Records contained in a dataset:
----------

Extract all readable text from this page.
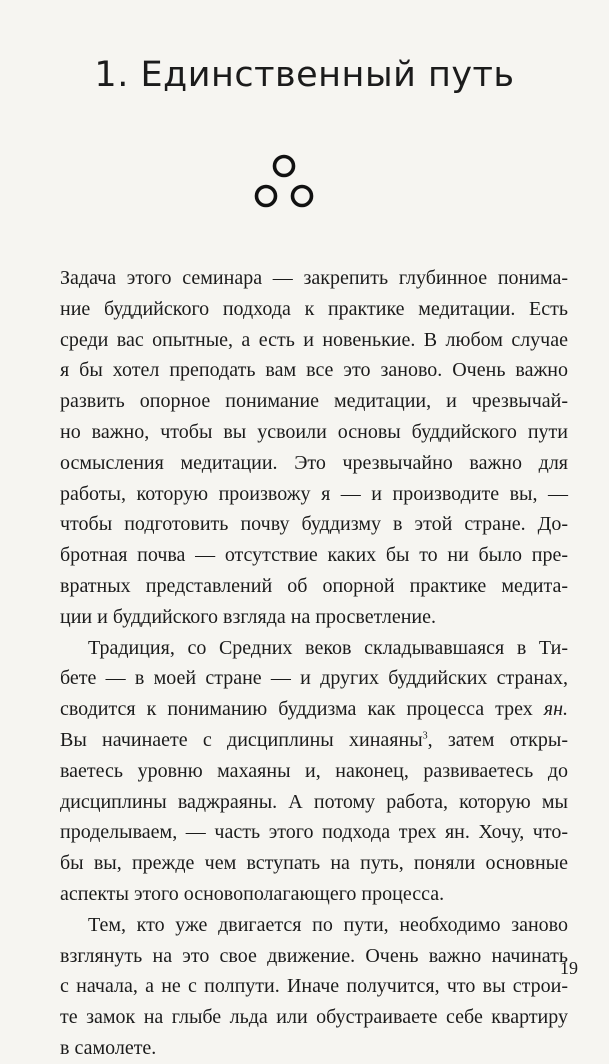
1. Единственный путь

Задача этого семинара — закрепить глубинное понима-
ние буддийского подхода к практике медитации. Есть
среди вас опытные, а есть и новенькие. В любом случае
я бы хотел преподать вам все это заново. Очень важно
развить опорное понимание медитации, и чрезвычай-
но важно, чтобы вы усвоили основы буддийского пути
осмысления медитации. Это чрезвычайно важно для
работы, которую произвожу я — и производите вы, —
чтобы подготовить почву буддизму в этой стране. До-
бротная почва — отсутствие каких бы то ни было пре-
вратных представлений об опорной практике медита-
ции и буддийского взгляда на просветление.

Традиция, со Средних веков складывавшаяся в Ти-
бете — в моей стране — и других буддийских странах,
сводится к пониманию буддизма как процесса трех ян.
Вы начинаете с дисциплины хинаяны$^3$, затем откры-
ваетесь уровню махаяны и, наконец, развиваетесь до
дисциплины ваджраяны. А потому работа, которую мы
проделываем, — часть этого подхода трех ян. Хочу, что-
бы вы, прежде чем вступать на путь, поняли основные
аспекты этого основополагающего процесса.

Тем, кто уже двигается по пути, необходимо заново
взглянуть на это свое движение. Очень важно начинать
с начала, а не с полпути. Иначе получится, что вы строи-
те замок на глыбе льда или обустраиваете себе квартиру
в самолете.

19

----------

> [Exercise] Each entry above is to be written out again unchanged, apart from the pictures, which are left out.

> [Complete response]
Extract all readable text from this page.
1. Единственный путь

Задача этого семинара — закрепить глубинное понима-
ние буддийского подхода к практике медитации. Есть
среди вас опытные, а есть и новенькие. В любом случае
я бы хотел преподать вам все это заново. Очень важно
развить опорное понимание медитации, и чрезвычай-
но важно, чтобы вы усвоили основы буддийского пути
осмысления медитации. Это чрезвычайно важно для
работы, которую произвожу я — и производите вы, —
чтобы подготовить почву буддизму в этой стране. До-
бротная почва — отсутствие каких бы то ни было пре-
вратных представлений об опорной практике медита-
ции и буддийского взгляда на просветление.

Традиция, со Средних веков складывавшаяся в Ти-
бете — в моей стране — и других буддийских странах,
сводится к пониманию буддизма как процесса трех ян.
Вы начинаете с дисциплины хинаяны$^3$, затем откры-
ваетесь уровню махаяны и, наконец, развиваетесь до
дисциплины ваджраяны. А потому работа, которую мы
проделываем, — часть этого подхода трех ян. Хочу, что-
бы вы, прежде чем вступать на путь, поняли основные
аспекты этого основополагающего процесса.

Тем, кто уже двигается по пути, необходимо заново
взглянуть на это свое движение. Очень важно начинать
с начала, а не с полпути. Иначе получится, что вы строи-
те замок на глыбе льда или обустраиваете себе квартиру
в самолете.

19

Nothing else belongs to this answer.